▸ **Exercise**: Each entry here needs to be set down again exactly, please; pictures are left out.

★ ★ ★ ★ ★

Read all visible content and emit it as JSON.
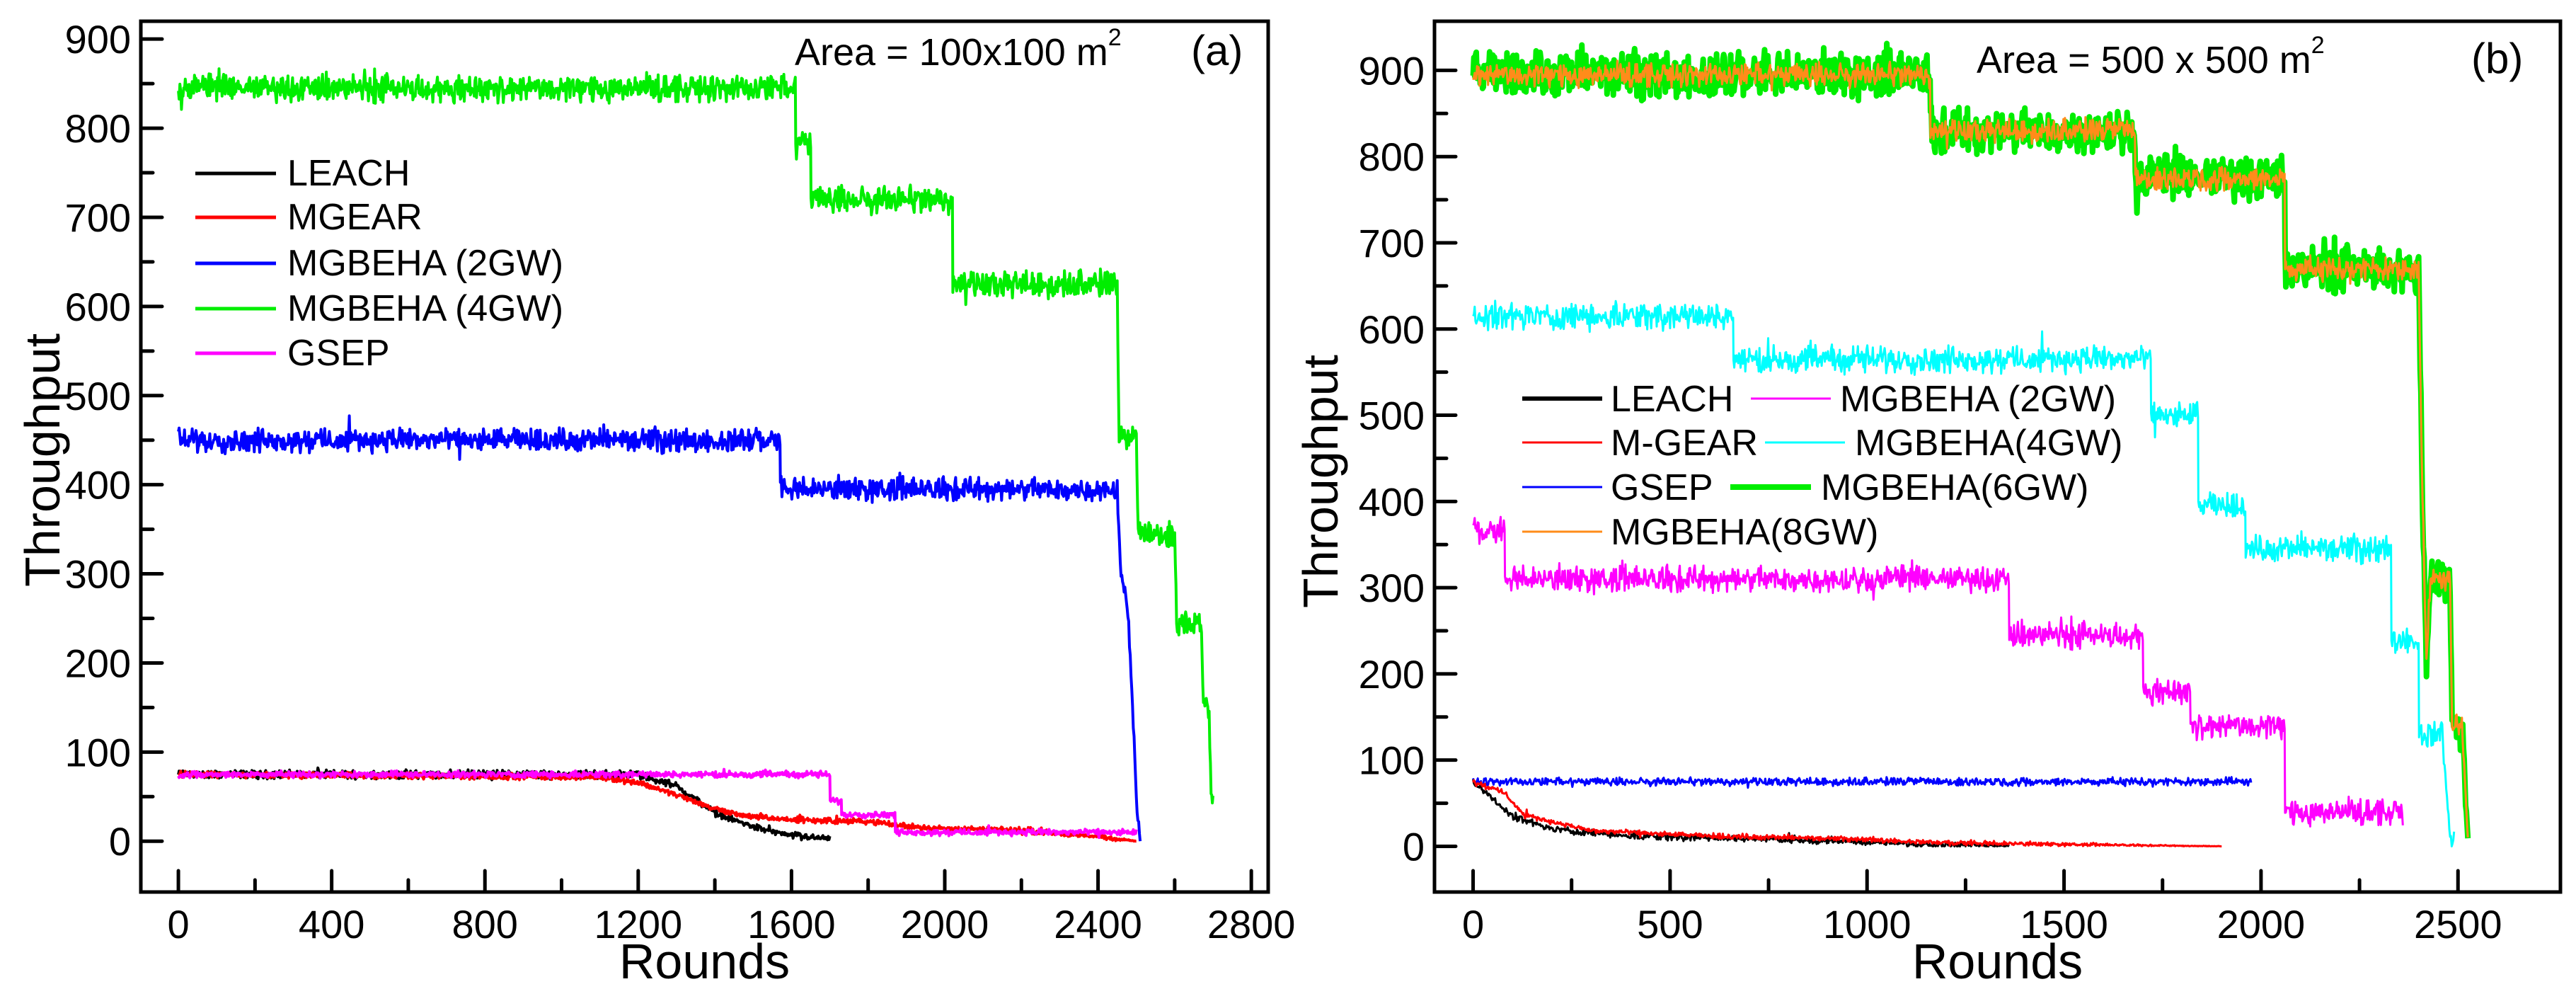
{
  "chart_data": [
    {
      "type": "line",
      "panel_label": "(a)",
      "annotation": "Area = 100x100 m",
      "annotation_sup": "2",
      "xlabel": "Rounds",
      "ylabel": "Throughput",
      "xlim": [
        -98,
        2844
      ],
      "ylim": [
        -57,
        920
      ],
      "xticks": [
        0,
        400,
        800,
        1200,
        1600,
        2000,
        2400,
        2800
      ],
      "xtick_labels": [
        "0",
        "400",
        "800",
        "1200",
        "1600",
        "2000",
        "2400",
        "2800"
      ],
      "xminor_step": 200,
      "yticks": [
        0,
        100,
        200,
        300,
        400,
        500,
        600,
        700,
        800,
        900
      ],
      "ytick_labels": [
        "0",
        "100",
        "200",
        "300",
        "400",
        "500",
        "600",
        "700",
        "800",
        "900"
      ],
      "yminor_step": 50,
      "grid": false,
      "legend_position": "upper-left",
      "series": [
        {
          "name": "LEACH",
          "color": "#000000",
          "noise": 4,
          "points": [
            [
              0,
              75
            ],
            [
              1200,
              75
            ],
            [
              1300,
              62
            ],
            [
              1350,
              47
            ],
            [
              1400,
              32
            ],
            [
              1500,
              16
            ],
            [
              1600,
              6
            ],
            [
              1700,
              3
            ]
          ]
        },
        {
          "name": "MGEAR",
          "color": "#ff0000",
          "noise": 3,
          "points": [
            [
              0,
              75
            ],
            [
              1100,
              72
            ],
            [
              1200,
              66
            ],
            [
              1300,
              52
            ],
            [
              1400,
              36
            ],
            [
              1500,
              27
            ],
            [
              1600,
              24
            ],
            [
              1800,
              22
            ],
            [
              1900,
              17
            ],
            [
              2000,
              14
            ],
            [
              2200,
              12
            ],
            [
              2400,
              5
            ],
            [
              2500,
              0
            ]
          ]
        },
        {
          "name": "MGBEHA (2GW)",
          "color": "#0000ff",
          "noise": 11,
          "points": [
            [
              0,
              450
            ],
            [
              1570,
              450
            ],
            [
              1571,
              395
            ],
            [
              2450,
              395
            ],
            [
              2460,
              300
            ],
            [
              2480,
              250
            ],
            [
              2490,
              150
            ],
            [
              2500,
              50
            ],
            [
              2510,
              0
            ]
          ]
        },
        {
          "name": "MGBEHA (4GW)",
          "color": "#00ee00",
          "noise": 13,
          "points": [
            [
              0,
              845
            ],
            [
              1610,
              845
            ],
            [
              1611,
              785
            ],
            [
              1650,
              785
            ],
            [
              1651,
              720
            ],
            [
              2020,
              720
            ],
            [
              2021,
              625
            ],
            [
              2450,
              625
            ],
            [
              2455,
              450
            ],
            [
              2500,
              450
            ],
            [
              2505,
              345
            ],
            [
              2600,
              345
            ],
            [
              2605,
              245
            ],
            [
              2670,
              245
            ],
            [
              2675,
              150
            ],
            [
              2690,
              150
            ],
            [
              2695,
              50
            ],
            [
              2700,
              55
            ]
          ]
        },
        {
          "name": "GSEP",
          "color": "#ff00ff",
          "noise": 3,
          "points": [
            [
              0,
              75
            ],
            [
              1700,
              75
            ],
            [
              1701,
              45
            ],
            [
              1730,
              45
            ],
            [
              1731,
              30
            ],
            [
              1870,
              30
            ],
            [
              1871,
              10
            ],
            [
              2500,
              10
            ]
          ]
        }
      ]
    },
    {
      "type": "line",
      "panel_label": "(b)",
      "annotation": "Area = 500 x 500 m",
      "annotation_sup": "2",
      "xlabel": "Rounds",
      "ylabel": "Throughput",
      "xlim": [
        -98,
        2760
      ],
      "ylim": [
        -53,
        957
      ],
      "xticks": [
        0,
        500,
        1000,
        1500,
        2000,
        2500
      ],
      "xtick_labels": [
        "0",
        "500",
        "1000",
        "1500",
        "2000",
        "2500"
      ],
      "xminor_step": 250,
      "yticks": [
        0,
        100,
        200,
        300,
        400,
        500,
        600,
        700,
        800,
        900
      ],
      "ytick_labels": [
        "0",
        "100",
        "200",
        "300",
        "400",
        "500",
        "600",
        "700",
        "800",
        "900"
      ],
      "yminor_step": 50,
      "grid": false,
      "legend_position": "center-left",
      "series": [
        {
          "name": "MGBEHA(6GW)",
          "color": "#00ee00",
          "noise": 22,
          "points": [
            [
              0,
              895
            ],
            [
              1160,
              895
            ],
            [
              1161,
              830
            ],
            [
              1680,
              830
            ],
            [
              1681,
              775
            ],
            [
              2060,
              775
            ],
            [
              2061,
              670
            ],
            [
              2400,
              670
            ],
            [
              2410,
              400
            ],
            [
              2420,
              210
            ],
            [
              2430,
              310
            ],
            [
              2480,
              310
            ],
            [
              2485,
              140
            ],
            [
              2510,
              140
            ],
            [
              2525,
              10
            ]
          ]
        },
        {
          "name": "MGBEHA(8GW)",
          "color": "#ff8c1a",
          "noise": 12,
          "points": [
            [
              0,
              895
            ],
            [
              1160,
              895
            ],
            [
              1161,
              830
            ],
            [
              1680,
              830
            ],
            [
              1681,
              775
            ],
            [
              2060,
              775
            ],
            [
              2061,
              670
            ],
            [
              2400,
              670
            ],
            [
              2410,
              400
            ],
            [
              2420,
              210
            ],
            [
              2430,
              310
            ],
            [
              2480,
              310
            ],
            [
              2485,
              140
            ],
            [
              2510,
              140
            ],
            [
              2525,
              10
            ]
          ]
        },
        {
          "name": "MGBEHA(4GW)",
          "color": "#00ffff",
          "noise": 13,
          "points": [
            [
              0,
              615
            ],
            [
              660,
              615
            ],
            [
              661,
              565
            ],
            [
              1720,
              565
            ],
            [
              1721,
              500
            ],
            [
              1840,
              500
            ],
            [
              1841,
              395
            ],
            [
              1960,
              395
            ],
            [
              1961,
              345
            ],
            [
              2330,
              345
            ],
            [
              2331,
              240
            ],
            [
              2400,
              240
            ],
            [
              2401,
              130
            ],
            [
              2460,
              130
            ],
            [
              2480,
              10
            ],
            [
              2490,
              10
            ]
          ]
        },
        {
          "name": "MGBEHA (2GW)",
          "color": "#ff00ff",
          "noise": 13,
          "points": [
            [
              0,
              365
            ],
            [
              80,
              365
            ],
            [
              81,
              310
            ],
            [
              1360,
              310
            ],
            [
              1361,
              245
            ],
            [
              1700,
              245
            ],
            [
              1701,
              180
            ],
            [
              1820,
              180
            ],
            [
              1821,
              140
            ],
            [
              2060,
              140
            ],
            [
              2061,
              40
            ],
            [
              2360,
              40
            ]
          ]
        },
        {
          "name": "GSEP",
          "color": "#0000ff",
          "noise": 4,
          "points": [
            [
              0,
              75
            ],
            [
              1975,
              75
            ]
          ]
        },
        {
          "name": "LEACH",
          "color": "#000000",
          "noise": 4,
          "points": [
            [
              0,
              75
            ],
            [
              50,
              55
            ],
            [
              100,
              35
            ],
            [
              200,
              20
            ],
            [
              400,
              12
            ],
            [
              800,
              8
            ],
            [
              1100,
              3
            ],
            [
              1360,
              1
            ]
          ]
        },
        {
          "name": "M-GEAR",
          "color": "#ff0000",
          "noise": 3,
          "points": [
            [
              0,
              75
            ],
            [
              80,
              62
            ],
            [
              130,
              36
            ],
            [
              300,
              18
            ],
            [
              600,
              12
            ],
            [
              1000,
              8
            ],
            [
              1200,
              4
            ],
            [
              1900,
              0
            ]
          ]
        }
      ]
    }
  ]
}
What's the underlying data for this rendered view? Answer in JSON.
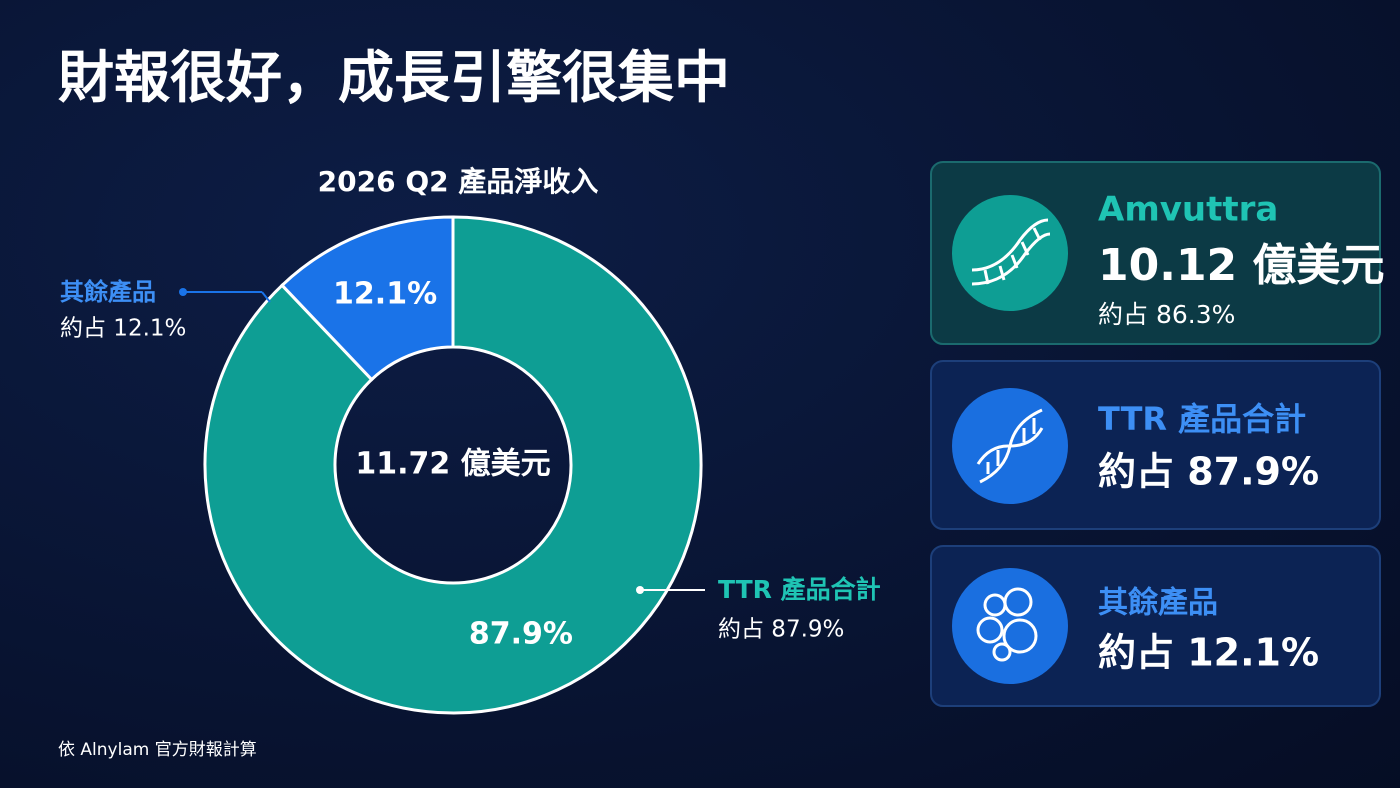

★ ★ ★ ★ ★

▸ **Right answer**:
Read all visible content and emit it as JSON.
{
  "chart_data": [
    {
      "type": "line",
      "panel_label": "(a)",
      "annotation": "Area = 100x100 m",
      "annotation_sup": "2",
      "xlabel": "Rounds",
      "ylabel": "Throughput",
      "xlim": [
        -98,
        2844
      ],
      "ylim": [
        -57,
        920
      ],
      "xticks": [
        0,
        400,
        800,
        1200,
        1600,
        2000,
        2400,
        2800
      ],
      "xtick_labels": [
        "0",
        "400",
        "800",
        "1200",
        "1600",
        "2000",
        "2400",
        "2800"
      ],
      "xminor_step": 200,
      "yticks": [
        0,
        100,
        200,
        300,
        400,
        500,
        600,
        700,
        800,
        900
      ],
      "ytick_labels": [
        "0",
        "100",
        "200",
        "300",
        "400",
        "500",
        "600",
        "700",
        "800",
        "900"
      ],
      "yminor_step": 50,
      "grid": false,
      "legend_position": "upper-left",
      "series": [
        {
          "name": "LEACH",
          "color": "#000000",
          "noise": 4,
          "points": [
            [
              0,
              75
            ],
            [
              1200,
              75
            ],
            [
              1300,
              62
            ],
            [
              1350,
              47
            ],
            [
              1400,
              32
            ],
            [
              1500,
              16
            ],
            [
              1600,
              6
            ],
            [
              1700,
              3
            ]
          ]
        },
        {
          "name": "MGEAR",
          "color": "#ff0000",
          "noise": 3,
          "points": [
            [
              0,
              75
            ],
            [
              1100,
              72
            ],
            [
              1200,
              66
            ],
            [
              1300,
              52
            ],
            [
              1400,
              36
            ],
            [
              1500,
              27
            ],
            [
              1600,
              24
            ],
            [
              1800,
              22
            ],
            [
              1900,
              17
            ],
            [
              2000,
              14
            ],
            [
              2200,
              12
            ],
            [
              2400,
              5
            ],
            [
              2500,
              0
            ]
          ]
        },
        {
          "name": "MGBEHA (2GW)",
          "color": "#0000ff",
          "noise": 11,
          "points": [
            [
              0,
              450
            ],
            [
              1570,
              450
            ],
            [
              1571,
              395
            ],
            [
              2450,
              395
            ],
            [
              2460,
              300
            ],
            [
              2480,
              250
            ],
            [
              2490,
              150
            ],
            [
              2500,
              50
            ],
            [
              2510,
              0
            ]
          ]
        },
        {
          "name": "MGBEHA (4GW)",
          "color": "#00ee00",
          "noise": 13,
          "points": [
            [
              0,
              845
            ],
            [
              1610,
              845
            ],
            [
              1611,
              785
            ],
            [
              1650,
              785
            ],
            [
              1651,
              720
            ],
            [
              2020,
              720
            ],
            [
              2021,
              625
            ],
            [
              2450,
              625
            ],
            [
              2455,
              450
            ],
            [
              2500,
              450
            ],
            [
              2505,
              345
            ],
            [
              2600,
              345
            ],
            [
              2605,
              245
            ],
            [
              2670,
              245
            ],
            [
              2675,
              150
            ],
            [
              2690,
              150
            ],
            [
              2695,
              50
            ],
            [
              2700,
              55
            ]
          ]
        },
        {
          "name": "GSEP",
          "color": "#ff00ff",
          "noise": 3,
          "points": [
            [
              0,
              75
            ],
            [
              1700,
              75
            ],
            [
              1701,
              45
            ],
            [
              1730,
              45
            ],
            [
              1731,
              30
            ],
            [
              1870,
              30
            ],
            [
              1871,
              10
            ],
            [
              2500,
              10
            ]
          ]
        }
      ]
    },
    {
      "type": "line",
      "panel_label": "(b)",
      "annotation": "Area = 500 x 500 m",
      "annotation_sup": "2",
      "xlabel": "Rounds",
      "ylabel": "Throughput",
      "xlim": [
        -98,
        2760
      ],
      "ylim": [
        -53,
        957
      ],
      "xticks": [
        0,
        500,
        1000,
        1500,
        2000,
        2500
      ],
      "xtick_labels": [
        "0",
        "500",
        "1000",
        "1500",
        "2000",
        "2500"
      ],
      "xminor_step": 250,
      "yticks": [
        0,
        100,
        200,
        300,
        400,
        500,
        600,
        700,
        800,
        900
      ],
      "ytick_labels": [
        "0",
        "100",
        "200",
        "300",
        "400",
        "500",
        "600",
        "700",
        "800",
        "900"
      ],
      "yminor_step": 50,
      "grid": false,
      "legend_position": "center-left",
      "series": [
        {
          "name": "MGBEHA(6GW)",
          "color": "#00ee00",
          "noise": 22,
          "points": [
            [
              0,
              895
            ],
            [
              1160,
              895
            ],
            [
              1161,
              830
            ],
            [
              1680,
              830
            ],
            [
              1681,
              775
            ],
            [
              2060,
              775
            ],
            [
              2061,
              670
            ],
            [
              2400,
              670
            ],
            [
              2410,
              400
            ],
            [
              2420,
              210
            ],
            [
              2430,
              310
            ],
            [
              2480,
              310
            ],
            [
              2485,
              140
            ],
            [
              2510,
              140
            ],
            [
              2525,
              10
            ]
          ]
        },
        {
          "name": "MGBEHA(8GW)",
          "color": "#ff8c1a",
          "noise": 12,
          "points": [
            [
              0,
              895
            ],
            [
              1160,
              895
            ],
            [
              1161,
              830
            ],
            [
              1680,
              830
            ],
            [
              1681,
              775
            ],
            [
              2060,
              775
            ],
            [
              2061,
              670
            ],
            [
              2400,
              670
            ],
            [
              2410,
              400
            ],
            [
              2420,
              210
            ],
            [
              2430,
              310
            ],
            [
              2480,
              310
            ],
            [
              2485,
              140
            ],
            [
              2510,
              140
            ],
            [
              2525,
              10
            ]
          ]
        },
        {
          "name": "MGBEHA(4GW)",
          "color": "#00ffff",
          "noise": 13,
          "points": [
            [
              0,
              615
            ],
            [
              660,
              615
            ],
            [
              661,
              565
            ],
            [
              1720,
              565
            ],
            [
              1721,
              500
            ],
            [
              1840,
              500
            ],
            [
              1841,
              395
            ],
            [
              1960,
              395
            ],
            [
              1961,
              345
            ],
            [
              2330,
              345
            ],
            [
              2331,
              240
            ],
            [
              2400,
              240
            ],
            [
              2401,
              130
            ],
            [
              2460,
              130
            ],
            [
              2480,
              10
            ],
            [
              2490,
              10
            ]
          ]
        },
        {
          "name": "MGBEHA (2GW)",
          "color": "#ff00ff",
          "noise": 13,
          "points": [
            [
              0,
              365
            ],
            [
              80,
              365
            ],
            [
              81,
              310
            ],
            [
              1360,
              310
            ],
            [
              1361,
              245
            ],
            [
              1700,
              245
            ],
            [
              1701,
              180
            ],
            [
              1820,
              180
            ],
            [
              1821,
              140
            ],
            [
              2060,
              140
            ],
            [
              2061,
              40
            ],
            [
              2360,
              40
            ]
          ]
        },
        {
          "name": "GSEP",
          "color": "#0000ff",
          "noise": 4,
          "points": [
            [
              0,
              75
            ],
            [
              1975,
              75
            ]
          ]
        },
        {
          "name": "LEACH",
          "color": "#000000",
          "noise": 4,
          "points": [
            [
              0,
              75
            ],
            [
              50,
              55
            ],
            [
              100,
              35
            ],
            [
              200,
              20
            ],
            [
              400,
              12
            ],
            [
              800,
              8
            ],
            [
              1100,
              3
            ],
            [
              1360,
              1
            ]
          ]
        },
        {
          "name": "M-GEAR",
          "color": "#ff0000",
          "noise": 3,
          "points": [
            [
              0,
              75
            ],
            [
              80,
              62
            ],
            [
              130,
              36
            ],
            [
              300,
              18
            ],
            [
              600,
              12
            ],
            [
              1000,
              8
            ],
            [
              1200,
              4
            ],
            [
              1900,
              0
            ]
          ]
        }
      ]
    }
  ]
}
What's the underlying data for this rendered view? Answer in JSON.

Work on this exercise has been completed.